To be done: Output each entry that follows exactly. Images stay out.
>> BEGIN Records for this exercise
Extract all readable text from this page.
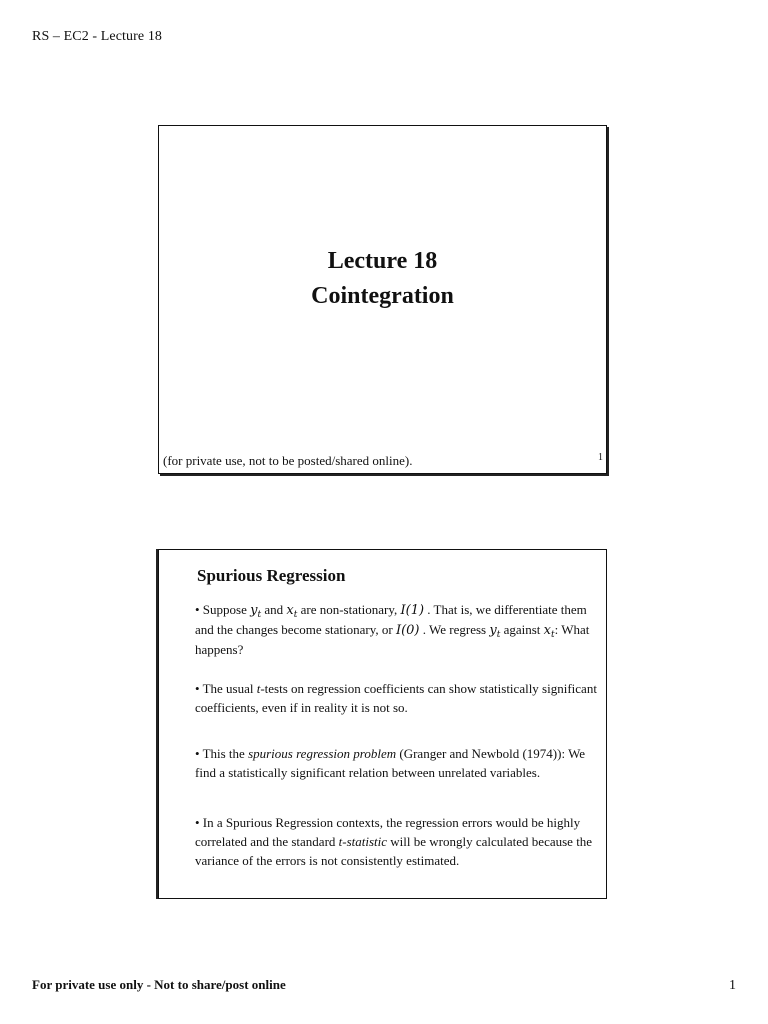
RS – EC2 - Lecture 18
Lecture 18
Cointegration
(for private use, not to be posted/shared online).	1
Spurious Regression
• Suppose $y_t$ and $x_t$ are non-stationary, I(1) . That is, we differentiate them and the changes become stationary, or I(0) . We regress $y_t$ against $x_t$: What happens?
• The usual t-tests on regression coefficients can show statistically significant coefficients, even if in reality it is not so.
• This the spurious regression problem (Granger and Newbold (1974)): We find a statistically significant relation between unrelated variables.
• In a Spurious Regression contexts, the regression errors would be highly correlated and the standard t-statistic will be wrongly calculated because the variance of the errors is not consistently estimated.
For private use only - Not to share/post online	1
>> END Records for this exercise
Solution for this exercise:
Extract all readable text from this page.
RS – EC2 - Lecture 18
Lecture 18
Cointegration
(for private use, not to be posted/shared online).	1
Spurious Regression
• Suppose $y_t$ and $x_t$ are non-stationary, I(1) . That is, we differentiate them and the changes become stationary, or I(0) . We regress $y_t$ against $x_t$: What happens?
• The usual t-tests on regression coefficients can show statistically significant coefficients, even if in reality it is not so.
• This the spurious regression problem (Granger and Newbold (1974)): We find a statistically significant relation between unrelated variables.
• In a Spurious Regression contexts, the regression errors would be highly correlated and the standard t-statistic will be wrongly calculated because the variance of the errors is not consistently estimated.
For private use only - Not to share/post online	1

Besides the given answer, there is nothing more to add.